## What the task requires
Return the records exactly as they are.

========================================

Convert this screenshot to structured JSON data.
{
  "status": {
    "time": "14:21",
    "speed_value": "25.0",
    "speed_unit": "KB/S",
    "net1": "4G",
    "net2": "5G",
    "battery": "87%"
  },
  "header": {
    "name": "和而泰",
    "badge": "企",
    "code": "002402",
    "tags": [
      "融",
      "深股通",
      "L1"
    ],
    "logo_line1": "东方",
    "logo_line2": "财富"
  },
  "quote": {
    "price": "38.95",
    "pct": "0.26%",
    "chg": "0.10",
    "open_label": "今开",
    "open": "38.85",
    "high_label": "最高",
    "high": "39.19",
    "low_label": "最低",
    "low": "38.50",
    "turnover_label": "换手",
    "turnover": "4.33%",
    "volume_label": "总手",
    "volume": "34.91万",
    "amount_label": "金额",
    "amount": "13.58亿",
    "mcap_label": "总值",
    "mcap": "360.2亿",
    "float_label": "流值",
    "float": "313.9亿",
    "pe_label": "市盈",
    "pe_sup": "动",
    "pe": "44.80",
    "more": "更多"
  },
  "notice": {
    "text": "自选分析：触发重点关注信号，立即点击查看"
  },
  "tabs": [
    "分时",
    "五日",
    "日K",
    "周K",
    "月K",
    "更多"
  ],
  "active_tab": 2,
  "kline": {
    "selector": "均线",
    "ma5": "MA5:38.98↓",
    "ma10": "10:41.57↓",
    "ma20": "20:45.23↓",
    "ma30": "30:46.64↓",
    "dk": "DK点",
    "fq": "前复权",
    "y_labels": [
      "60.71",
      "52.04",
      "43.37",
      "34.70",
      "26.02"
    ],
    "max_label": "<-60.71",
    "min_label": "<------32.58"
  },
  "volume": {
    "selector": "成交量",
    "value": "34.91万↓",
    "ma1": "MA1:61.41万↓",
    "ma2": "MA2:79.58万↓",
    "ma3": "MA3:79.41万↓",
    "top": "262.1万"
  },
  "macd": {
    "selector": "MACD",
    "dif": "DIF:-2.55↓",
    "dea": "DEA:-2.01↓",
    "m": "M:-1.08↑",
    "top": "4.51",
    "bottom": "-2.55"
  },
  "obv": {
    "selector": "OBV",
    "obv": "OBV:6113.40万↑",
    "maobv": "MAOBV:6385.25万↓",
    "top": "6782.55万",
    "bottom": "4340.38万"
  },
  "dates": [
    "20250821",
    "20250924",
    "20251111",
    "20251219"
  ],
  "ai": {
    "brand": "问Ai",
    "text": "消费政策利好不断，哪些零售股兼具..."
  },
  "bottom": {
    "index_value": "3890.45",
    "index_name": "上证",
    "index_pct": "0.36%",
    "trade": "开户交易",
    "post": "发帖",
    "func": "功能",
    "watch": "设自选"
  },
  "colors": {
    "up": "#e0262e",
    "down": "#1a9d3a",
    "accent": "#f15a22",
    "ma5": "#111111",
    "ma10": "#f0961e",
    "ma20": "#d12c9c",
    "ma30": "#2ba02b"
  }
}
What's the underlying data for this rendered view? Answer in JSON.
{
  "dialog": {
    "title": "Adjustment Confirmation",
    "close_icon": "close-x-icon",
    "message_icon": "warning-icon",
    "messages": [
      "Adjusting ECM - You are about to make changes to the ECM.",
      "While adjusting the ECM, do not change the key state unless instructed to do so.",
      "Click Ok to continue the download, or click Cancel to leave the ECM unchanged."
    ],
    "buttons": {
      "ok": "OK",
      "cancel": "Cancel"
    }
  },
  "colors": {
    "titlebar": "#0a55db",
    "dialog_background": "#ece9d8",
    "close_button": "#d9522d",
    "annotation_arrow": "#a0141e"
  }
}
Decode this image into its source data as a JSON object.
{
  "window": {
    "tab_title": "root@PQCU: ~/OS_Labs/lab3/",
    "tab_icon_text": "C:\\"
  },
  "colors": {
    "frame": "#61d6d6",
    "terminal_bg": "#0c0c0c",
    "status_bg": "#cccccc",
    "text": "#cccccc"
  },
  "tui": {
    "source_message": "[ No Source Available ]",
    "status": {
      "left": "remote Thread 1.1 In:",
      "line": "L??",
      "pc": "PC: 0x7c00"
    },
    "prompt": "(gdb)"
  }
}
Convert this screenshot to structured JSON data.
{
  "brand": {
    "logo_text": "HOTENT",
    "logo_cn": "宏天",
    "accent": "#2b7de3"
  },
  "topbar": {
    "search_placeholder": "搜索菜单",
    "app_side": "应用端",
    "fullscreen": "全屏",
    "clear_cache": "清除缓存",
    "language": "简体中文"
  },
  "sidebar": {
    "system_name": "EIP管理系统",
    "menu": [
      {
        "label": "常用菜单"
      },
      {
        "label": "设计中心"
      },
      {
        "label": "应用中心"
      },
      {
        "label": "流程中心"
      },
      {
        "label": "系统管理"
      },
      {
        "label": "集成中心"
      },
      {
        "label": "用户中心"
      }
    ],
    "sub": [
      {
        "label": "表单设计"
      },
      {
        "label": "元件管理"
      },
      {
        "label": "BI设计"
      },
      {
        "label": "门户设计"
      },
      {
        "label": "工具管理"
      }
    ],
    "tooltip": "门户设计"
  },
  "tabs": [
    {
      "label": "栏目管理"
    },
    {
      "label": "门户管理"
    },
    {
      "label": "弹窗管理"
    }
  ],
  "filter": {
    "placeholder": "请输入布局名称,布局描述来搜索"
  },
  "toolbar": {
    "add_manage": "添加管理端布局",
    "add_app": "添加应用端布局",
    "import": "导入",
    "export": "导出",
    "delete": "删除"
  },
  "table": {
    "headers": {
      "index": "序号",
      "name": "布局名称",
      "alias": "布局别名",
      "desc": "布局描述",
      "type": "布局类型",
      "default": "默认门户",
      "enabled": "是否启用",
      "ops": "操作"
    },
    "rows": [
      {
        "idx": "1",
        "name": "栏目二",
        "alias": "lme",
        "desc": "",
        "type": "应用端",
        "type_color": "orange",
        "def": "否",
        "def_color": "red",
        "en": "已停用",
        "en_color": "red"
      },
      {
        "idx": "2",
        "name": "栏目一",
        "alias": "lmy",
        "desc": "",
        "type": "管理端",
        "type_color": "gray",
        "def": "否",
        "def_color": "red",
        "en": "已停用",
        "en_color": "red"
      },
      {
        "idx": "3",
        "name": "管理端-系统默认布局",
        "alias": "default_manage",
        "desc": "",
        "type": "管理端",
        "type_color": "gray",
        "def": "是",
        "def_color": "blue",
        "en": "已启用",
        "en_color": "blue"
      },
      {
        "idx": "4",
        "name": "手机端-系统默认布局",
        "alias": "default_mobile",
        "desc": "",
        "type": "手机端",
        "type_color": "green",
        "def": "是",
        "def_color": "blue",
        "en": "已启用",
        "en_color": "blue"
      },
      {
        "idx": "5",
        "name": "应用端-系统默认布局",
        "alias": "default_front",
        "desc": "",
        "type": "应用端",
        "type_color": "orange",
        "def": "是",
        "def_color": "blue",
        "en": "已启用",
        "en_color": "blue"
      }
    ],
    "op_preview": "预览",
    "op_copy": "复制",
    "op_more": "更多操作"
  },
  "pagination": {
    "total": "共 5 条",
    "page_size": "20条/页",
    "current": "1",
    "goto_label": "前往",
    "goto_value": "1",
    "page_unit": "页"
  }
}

========================================

## Exercise response
Convert this screenshot to structured JSON data.
{
  "status": {
    "time": "14:21",
    "speed_value": "25.0",
    "speed_unit": "KB/S",
    "net1": "4G",
    "net2": "5G",
    "battery": "87%"
  },
  "header": {
    "name": "和而泰",
    "badge": "企",
    "code": "002402",
    "tags": [
      "融",
      "深股通",
      "L1"
    ],
    "logo_line1": "东方",
    "logo_line2": "财富"
  },
  "quote": {
    "price": "38.95",
    "pct": "0.26%",
    "chg": "0.10",
    "open_label": "今开",
    "open": "38.85",
    "high_label": "最高",
    "high": "39.19",
    "low_label": "最低",
    "low": "38.50",
    "turnover_label": "换手",
    "turnover": "4.33%",
    "volume_label": "总手",
    "volume": "34.91万",
    "amount_label": "金额",
    "amount": "13.58亿",
    "mcap_label": "总值",
    "mcap": "360.2亿",
    "float_label": "流值",
    "float": "313.9亿",
    "pe_label": "市盈",
    "pe_sup": "动",
    "pe": "44.80",
    "more": "更多"
  },
  "notice": {
    "text": "自选分析：触发重点关注信号，立即点击查看"
  },
  "tabs": [
    "分时",
    "五日",
    "日K",
    "周K",
    "月K",
    "更多"
  ],
  "active_tab": 2,
  "kline": {
    "selector": "均线",
    "ma5": "MA5:38.98↓",
    "ma10": "10:41.57↓",
    "ma20": "20:45.23↓",
    "ma30": "30:46.64↓",
    "dk": "DK点",
    "fq": "前复权",
    "y_labels": [
      "60.71",
      "52.04",
      "43.37",
      "34.70",
      "26.02"
    ],
    "max_label": "<-60.71",
    "min_label": "<------32.58"
  },
  "volume": {
    "selector": "成交量",
    "value": "34.91万↓",
    "ma1": "MA1:61.41万↓",
    "ma2": "MA2:79.58万↓",
    "ma3": "MA3:79.41万↓",
    "top": "262.1万"
  },
  "macd": {
    "selector": "MACD",
    "dif": "DIF:-2.55↓",
    "dea": "DEA:-2.01↓",
    "m": "M:-1.08↑",
    "top": "4.51",
    "bottom": "-2.55"
  },
  "obv": {
    "selector": "OBV",
    "obv": "OBV:6113.40万↑",
    "maobv": "MAOBV:6385.25万↓",
    "top": "6782.55万",
    "bottom": "4340.38万"
  },
  "dates": [
    "20250821",
    "20250924",
    "20251111",
    "20251219"
  ],
  "ai": {
    "brand": "问Ai",
    "text": "消费政策利好不断，哪些零售股兼具..."
  },
  "bottom": {
    "index_value": "3890.45",
    "index_name": "上证",
    "index_pct": "0.36%",
    "trade": "开户交易",
    "post": "发帖",
    "func": "功能",
    "watch": "设自选"
  },
  "colors": {
    "up": "#e0262e",
    "down": "#1a9d3a",
    "accent": "#f15a22",
    "ma5": "#111111",
    "ma10": "#f0961e",
    "ma20": "#d12c9c",
    "ma30": "#2ba02b"
  }
}
What's the underlying data for this rendered view? Answer in JSON.
{
  "dialog": {
    "title": "Adjustment Confirmation",
    "close_icon": "close-x-icon",
    "message_icon": "warning-icon",
    "messages": [
      "Adjusting ECM - You are about to make changes to the ECM.",
      "While adjusting the ECM, do not change the key state unless instructed to do so.",
      "Click Ok to continue the download, or click Cancel to leave the ECM unchanged."
    ],
    "buttons": {
      "ok": "OK",
      "cancel": "Cancel"
    }
  },
  "colors": {
    "titlebar": "#0a55db",
    "dialog_background": "#ece9d8",
    "close_button": "#d9522d",
    "annotation_arrow": "#a0141e"
  }
}
Decode this image into its source data as a JSON object.
{
  "window": {
    "tab_title": "root@PQCU: ~/OS_Labs/lab3/",
    "tab_icon_text": "C:\\"
  },
  "colors": {
    "frame": "#61d6d6",
    "terminal_bg": "#0c0c0c",
    "status_bg": "#cccccc",
    "text": "#cccccc"
  },
  "tui": {
    "source_message": "[ No Source Available ]",
    "status": {
      "left": "remote Thread 1.1 In:",
      "line": "L??",
      "pc": "PC: 0x7c00"
    },
    "prompt": "(gdb)"
  }
}
Convert this screenshot to structured JSON data.
{
  "brand": {
    "logo_text": "HOTENT",
    "logo_cn": "宏天",
    "accent": "#2b7de3"
  },
  "topbar": {
    "search_placeholder": "搜索菜单",
    "app_side": "应用端",
    "fullscreen": "全屏",
    "clear_cache": "清除缓存",
    "language": "简体中文"
  },
  "sidebar": {
    "system_name": "EIP管理系统",
    "menu": [
      {
        "label": "常用菜单"
      },
      {
        "label": "设计中心"
      },
      {
        "label": "应用中心"
      },
      {
        "label": "流程中心"
      },
      {
        "label": "系统管理"
      },
      {
        "label": "集成中心"
      },
      {
        "label": "用户中心"
      }
    ],
    "sub": [
      {
        "label": "表单设计"
      },
      {
        "label": "元件管理"
      },
      {
        "label": "BI设计"
      },
      {
        "label": "门户设计"
      },
      {
        "label": "工具管理"
      }
    ],
    "tooltip": "门户设计"
  },
  "tabs": [
    {
      "label": "栏目管理"
    },
    {
      "label": "门户管理"
    },
    {
      "label": "弹窗管理"
    }
  ],
  "filter": {
    "placeholder": "请输入布局名称,布局描述来搜索"
  },
  "toolbar": {
    "add_manage": "添加管理端布局",
    "add_app": "添加应用端布局",
    "import": "导入",
    "export": "导出",
    "delete": "删除"
  },
  "table": {
    "headers": {
      "index": "序号",
      "name": "布局名称",
      "alias": "布局别名",
      "desc": "布局描述",
      "type": "布局类型",
      "default": "默认门户",
      "enabled": "是否启用",
      "ops": "操作"
    },
    "rows": [
      {
        "idx": "1",
        "name": "栏目二",
        "alias": "lme",
        "desc": "",
        "type": "应用端",
        "type_color": "orange",
        "def": "否",
        "def_color": "red",
        "en": "已停用",
        "en_color": "red"
      },
      {
        "idx": "2",
        "name": "栏目一",
        "alias": "lmy",
        "desc": "",
        "type": "管理端",
        "type_color": "gray",
        "def": "否",
        "def_color": "red",
        "en": "已停用",
        "en_color": "red"
      },
      {
        "idx": "3",
        "name": "管理端-系统默认布局",
        "alias": "default_manage",
        "desc": "",
        "type": "管理端",
        "type_color": "gray",
        "def": "是",
        "def_color": "blue",
        "en": "已启用",
        "en_color": "blue"
      },
      {
        "idx": "4",
        "name": "手机端-系统默认布局",
        "alias": "default_mobile",
        "desc": "",
        "type": "手机端",
        "type_color": "green",
        "def": "是",
        "def_color": "blue",
        "en": "已启用",
        "en_color": "blue"
      },
      {
        "idx": "5",
        "name": "应用端-系统默认布局",
        "alias": "default_front",
        "desc": "",
        "type": "应用端",
        "type_color": "orange",
        "def": "是",
        "def_color": "blue",
        "en": "已启用",
        "en_color": "blue"
      }
    ],
    "op_preview": "预览",
    "op_copy": "复制",
    "op_more": "更多操作"
  },
  "pagination": {
    "total": "共 5 条",
    "page_size": "20条/页",
    "current": "1",
    "goto_label": "前往",
    "goto_value": "1",
    "page_unit": "页"
  }
}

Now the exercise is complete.